**Written request:**
Transcribe every entry below word for word, but skip the pictures.

**Extracted information:**
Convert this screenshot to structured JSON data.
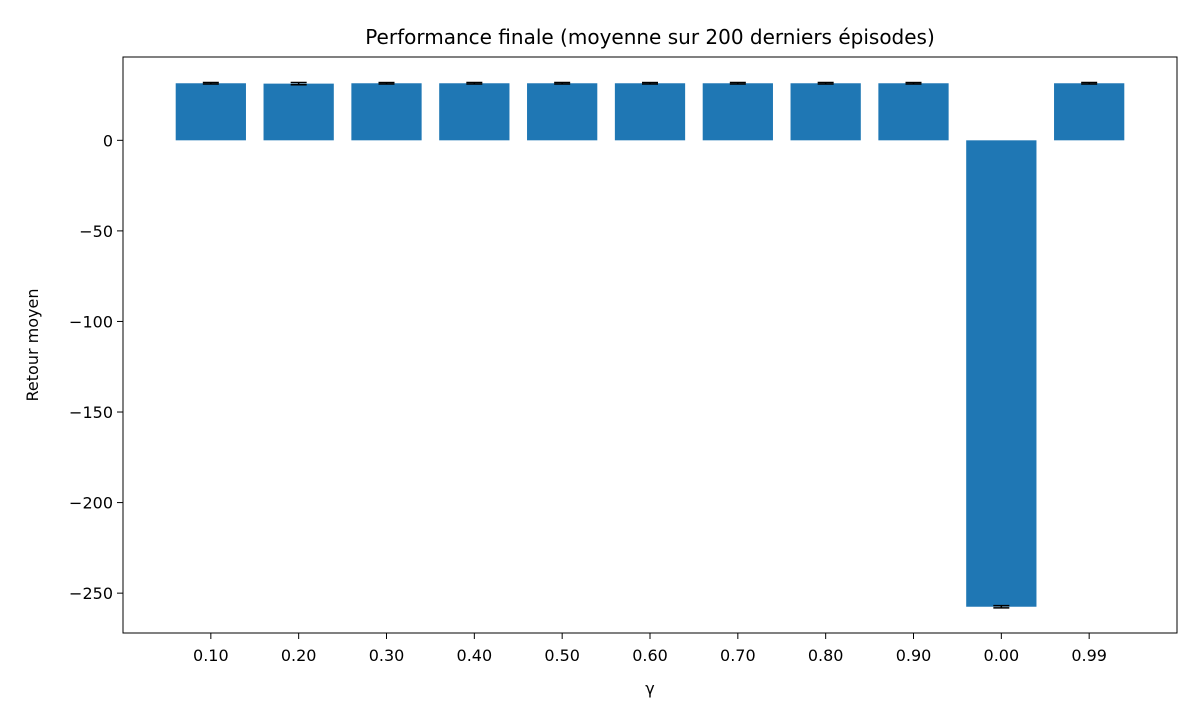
{
  "chart_data": {
    "type": "bar",
    "title": "Performance finale (moyenne sur 200 derniers épisodes)",
    "xlabel": "γ",
    "ylabel": "Retour moyen",
    "categories": [
      "0.10",
      "0.20",
      "0.30",
      "0.40",
      "0.50",
      "0.60",
      "0.70",
      "0.80",
      "0.90",
      "0.00",
      "0.99"
    ],
    "values": [
      31.5,
      31.3,
      31.5,
      31.5,
      31.5,
      31.5,
      31.5,
      31.5,
      31.5,
      -257.5,
      31.5
    ],
    "errors": [
      0.4,
      0.6,
      0.4,
      0.4,
      0.4,
      0.4,
      0.4,
      0.4,
      0.4,
      0.6,
      0.4
    ],
    "ylim": [
      -272,
      46
    ],
    "yticks": [
      0,
      -50,
      -100,
      -150,
      -200,
      -250
    ],
    "ytick_labels": [
      "0",
      "−50",
      "−100",
      "−150",
      "−200",
      "−250"
    ],
    "grid": false,
    "bar_color": "#1f77b4",
    "error_color": "#000000"
  }
}
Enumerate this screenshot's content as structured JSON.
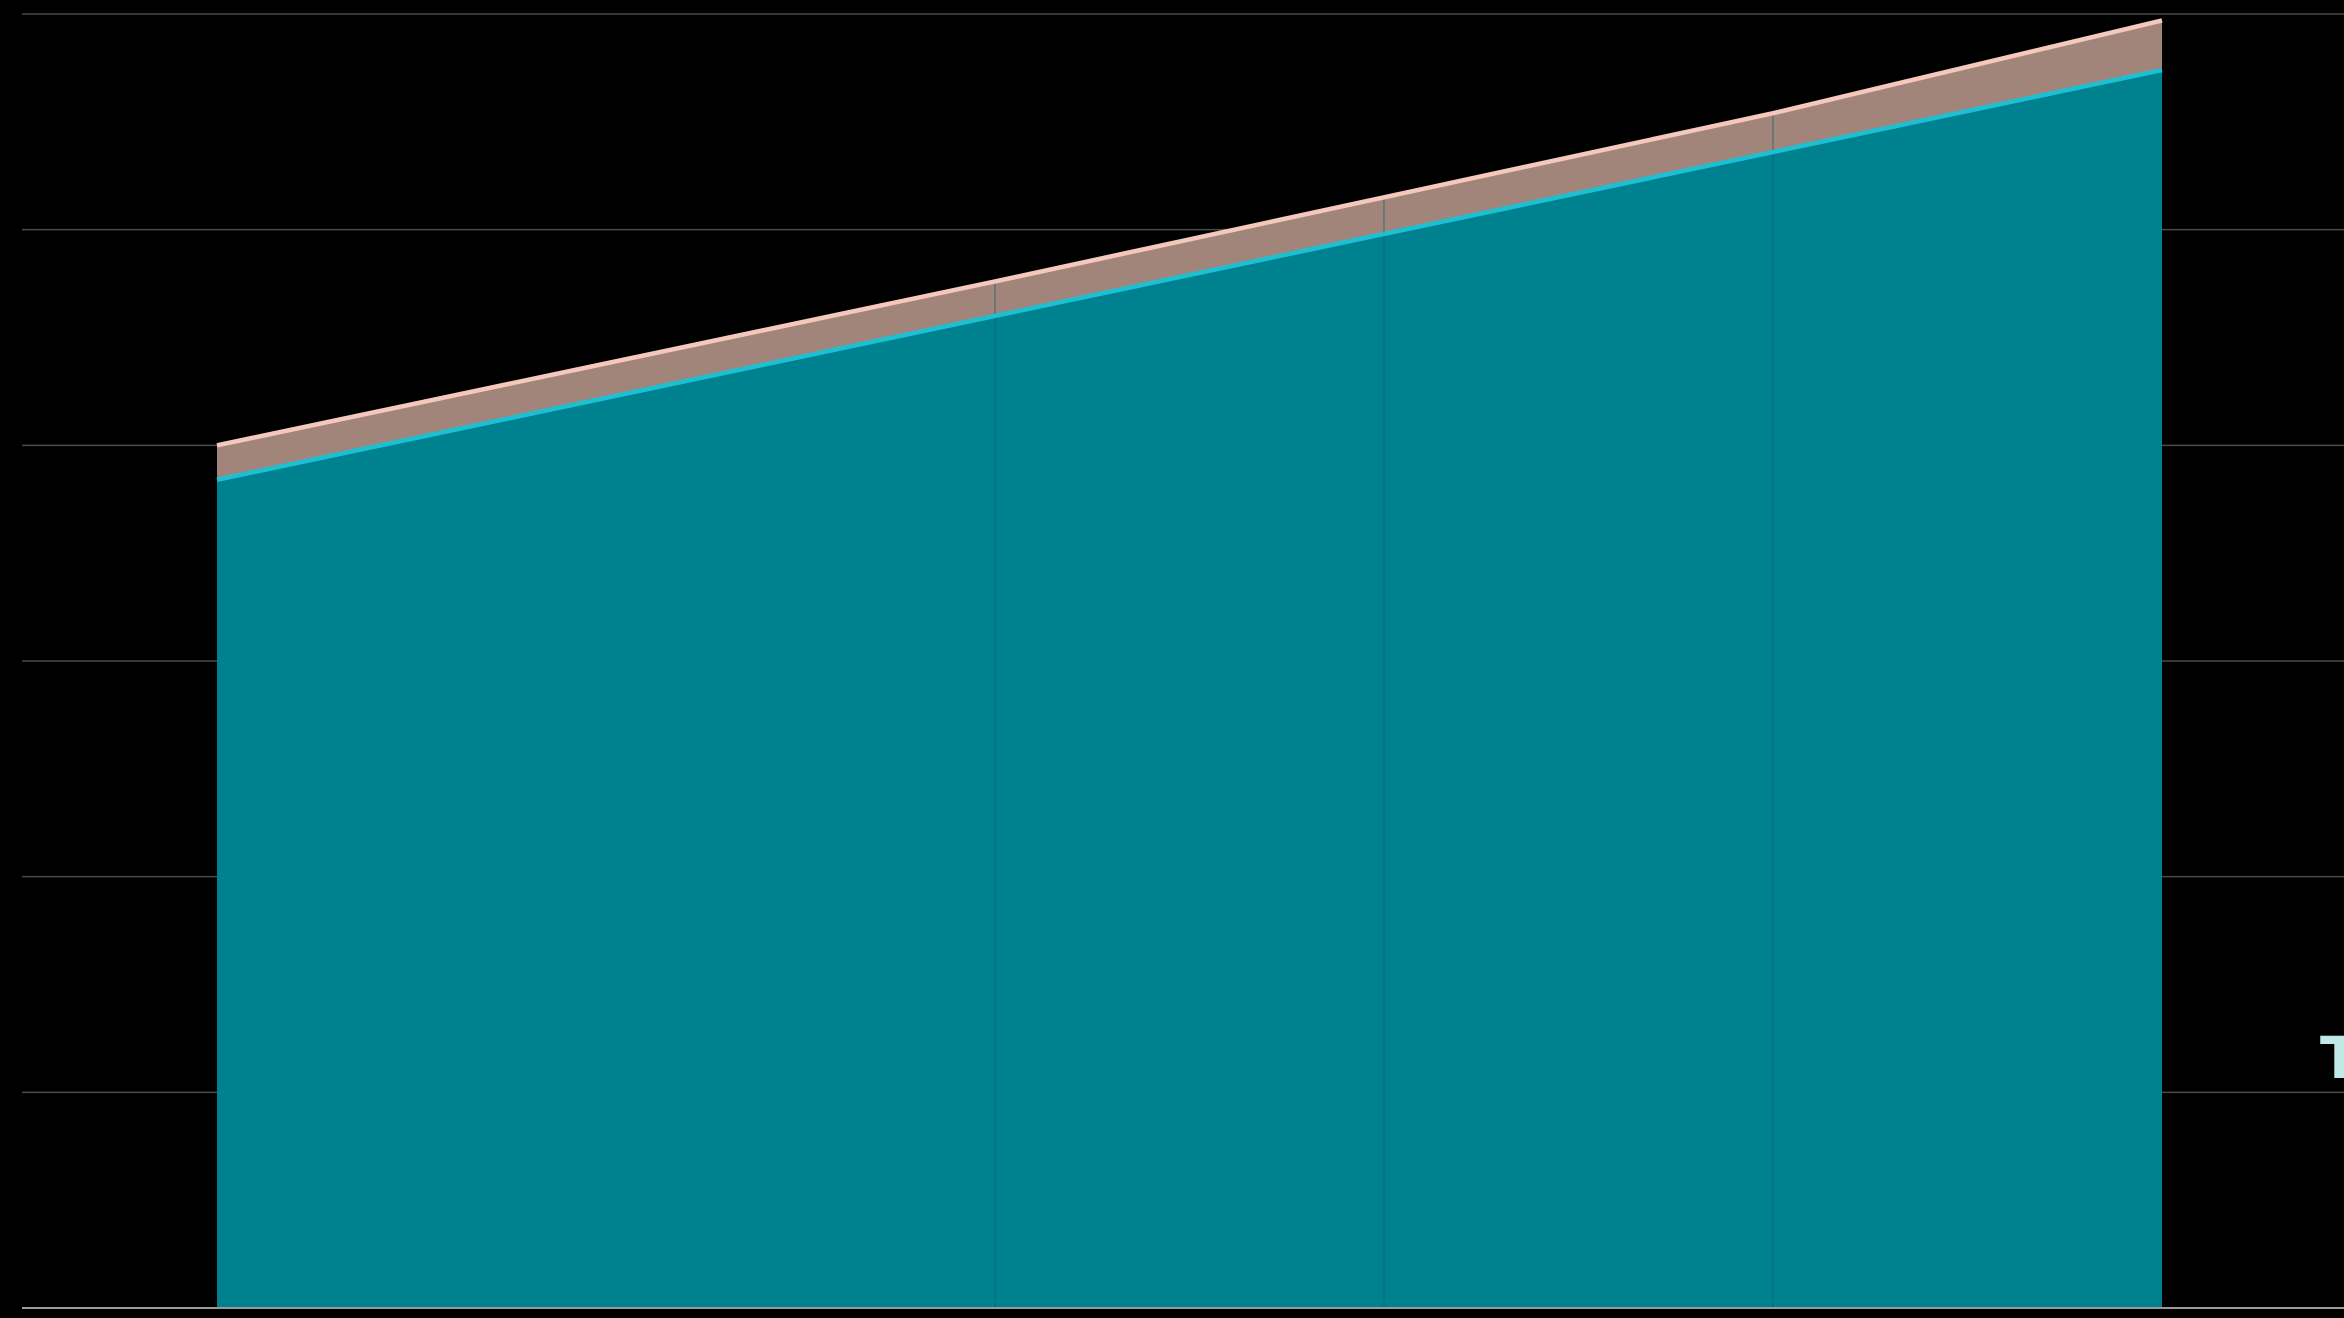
{
  "chart_data": {
    "type": "area",
    "stacked": true,
    "x": [
      0,
      2,
      3,
      4,
      5
    ],
    "ylim": [
      0,
      6
    ],
    "xlim": [
      -0.5,
      5.5
    ],
    "grid": {
      "horizontal": true,
      "vertical": true
    },
    "series": [
      {
        "values": [
          3.84,
          4.6,
          4.98,
          5.36,
          5.74
        ],
        "color": "#00818f",
        "line_color": "#1cc0d2"
      },
      {
        "values": [
          0.16,
          0.16,
          0.17,
          0.18,
          0.23
        ],
        "color": "#a2857a",
        "line_color": "#f4c9bb"
      }
    ],
    "annotations": [
      {
        "text": "T",
        "color": "#bfe9e6"
      }
    ]
  }
}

**Result of this task:**
Convert this screenshot to structured JSON data.
{
  "chart_data": {
    "type": "bar",
    "title": "Performance finale (moyenne sur 200 derniers épisodes)",
    "xlabel": "γ",
    "ylabel": "Retour moyen",
    "categories": [
      "0.10",
      "0.20",
      "0.30",
      "0.40",
      "0.50",
      "0.60",
      "0.70",
      "0.80",
      "0.90",
      "0.00",
      "0.99"
    ],
    "values": [
      31.5,
      31.3,
      31.5,
      31.5,
      31.5,
      31.5,
      31.5,
      31.5,
      31.5,
      -257.5,
      31.5
    ],
    "errors": [
      0.4,
      0.6,
      0.4,
      0.4,
      0.4,
      0.4,
      0.4,
      0.4,
      0.4,
      0.6,
      0.4
    ],
    "ylim": [
      -272,
      46
    ],
    "yticks": [
      0,
      -50,
      -100,
      -150,
      -200,
      -250
    ],
    "ytick_labels": [
      "0",
      "−50",
      "−100",
      "−150",
      "−200",
      "−250"
    ],
    "grid": false,
    "bar_color": "#1f77b4",
    "error_color": "#000000"
  }
}
Enumerate this screenshot's content as structured JSON.
{
  "chart_data": {
    "type": "area",
    "stacked": true,
    "x": [
      0,
      2,
      3,
      4,
      5
    ],
    "ylim": [
      0,
      6
    ],
    "xlim": [
      -0.5,
      5.5
    ],
    "grid": {
      "horizontal": true,
      "vertical": true
    },
    "series": [
      {
        "values": [
          3.84,
          4.6,
          4.98,
          5.36,
          5.74
        ],
        "color": "#00818f",
        "line_color": "#1cc0d2"
      },
      {
        "values": [
          0.16,
          0.16,
          0.17,
          0.18,
          0.23
        ],
        "color": "#a2857a",
        "line_color": "#f4c9bb"
      }
    ],
    "annotations": [
      {
        "text": "T",
        "color": "#bfe9e6"
      }
    ]
  }
}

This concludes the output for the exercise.